• [The exercise]: Transcribe every entry word for word, but skip the images.

--- Extracted entries ---

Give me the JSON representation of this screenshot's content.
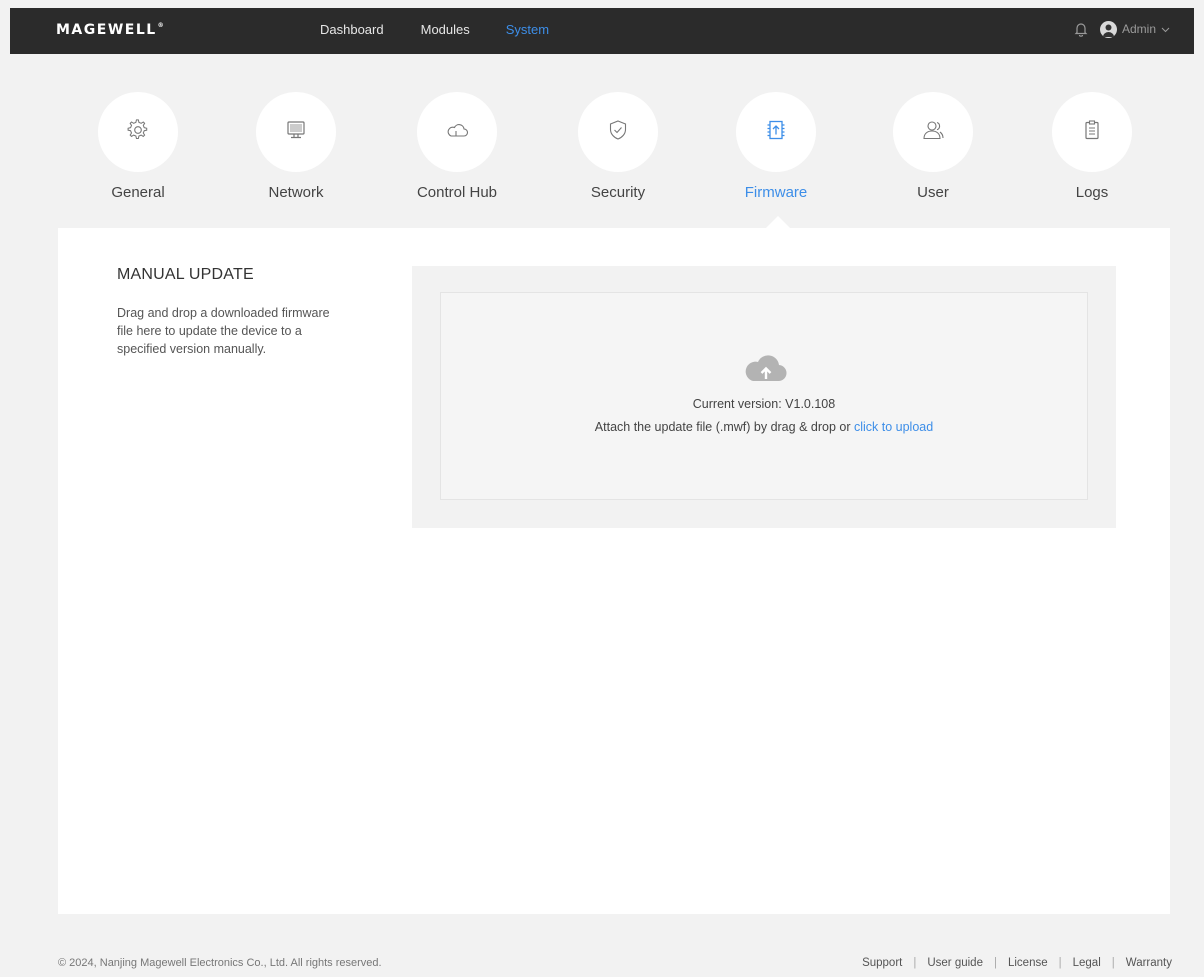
{
  "header": {
    "logo": "MAGEWELL",
    "logo_mark": "®",
    "nav": [
      {
        "label": "Dashboard"
      },
      {
        "label": "Modules"
      },
      {
        "label": "System"
      }
    ],
    "active_nav": "System",
    "user_label": "Admin",
    "accent_color": "#3d8ee8"
  },
  "categories": [
    {
      "label": "General",
      "icon": "gear-icon"
    },
    {
      "label": "Network",
      "icon": "monitor-icon"
    },
    {
      "label": "Control Hub",
      "icon": "cloud-icon"
    },
    {
      "label": "Security",
      "icon": "shield-icon"
    },
    {
      "label": "Firmware",
      "icon": "firmware-icon"
    },
    {
      "label": "User",
      "icon": "users-icon"
    },
    {
      "label": "Logs",
      "icon": "clipboard-icon"
    }
  ],
  "active_category": "Firmware",
  "main": {
    "title": "MANUAL UPDATE",
    "description": "Drag and drop a downloaded firmware file here to update the device to a specified version manually.",
    "current_version": "Current version: V1.0.108",
    "attach_text": "Attach the update file (.mwf) by drag & drop or",
    "upload_link": "click to upload"
  },
  "footer": {
    "copyright": "© 2024, Nanjing Magewell Electronics Co., Ltd. All rights reserved.",
    "links": [
      {
        "label": "Support"
      },
      {
        "label": "User guide"
      },
      {
        "label": "License"
      },
      {
        "label": "Legal"
      },
      {
        "label": "Warranty"
      }
    ]
  }
}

---

• [Answer to the task]:
Give me the JSON representation of this screenshot's content.
{
  "header": {
    "logo": "MAGEWELL",
    "logo_mark": "®",
    "nav": [
      {
        "label": "Dashboard"
      },
      {
        "label": "Modules"
      },
      {
        "label": "System"
      }
    ],
    "active_nav": "System",
    "user_label": "Admin",
    "accent_color": "#3d8ee8"
  },
  "categories": [
    {
      "label": "General",
      "icon": "gear-icon"
    },
    {
      "label": "Network",
      "icon": "monitor-icon"
    },
    {
      "label": "Control Hub",
      "icon": "cloud-icon"
    },
    {
      "label": "Security",
      "icon": "shield-icon"
    },
    {
      "label": "Firmware",
      "icon": "firmware-icon"
    },
    {
      "label": "User",
      "icon": "users-icon"
    },
    {
      "label": "Logs",
      "icon": "clipboard-icon"
    }
  ],
  "active_category": "Firmware",
  "main": {
    "title": "MANUAL UPDATE",
    "description": "Drag and drop a downloaded firmware file here to update the device to a specified version manually.",
    "current_version": "Current version: V1.0.108",
    "attach_text": "Attach the update file (.mwf) by drag & drop or",
    "upload_link": "click to upload"
  },
  "footer": {
    "copyright": "© 2024, Nanjing Magewell Electronics Co., Ltd. All rights reserved.",
    "links": [
      {
        "label": "Support"
      },
      {
        "label": "User guide"
      },
      {
        "label": "License"
      },
      {
        "label": "Legal"
      },
      {
        "label": "Warranty"
      }
    ]
  }
}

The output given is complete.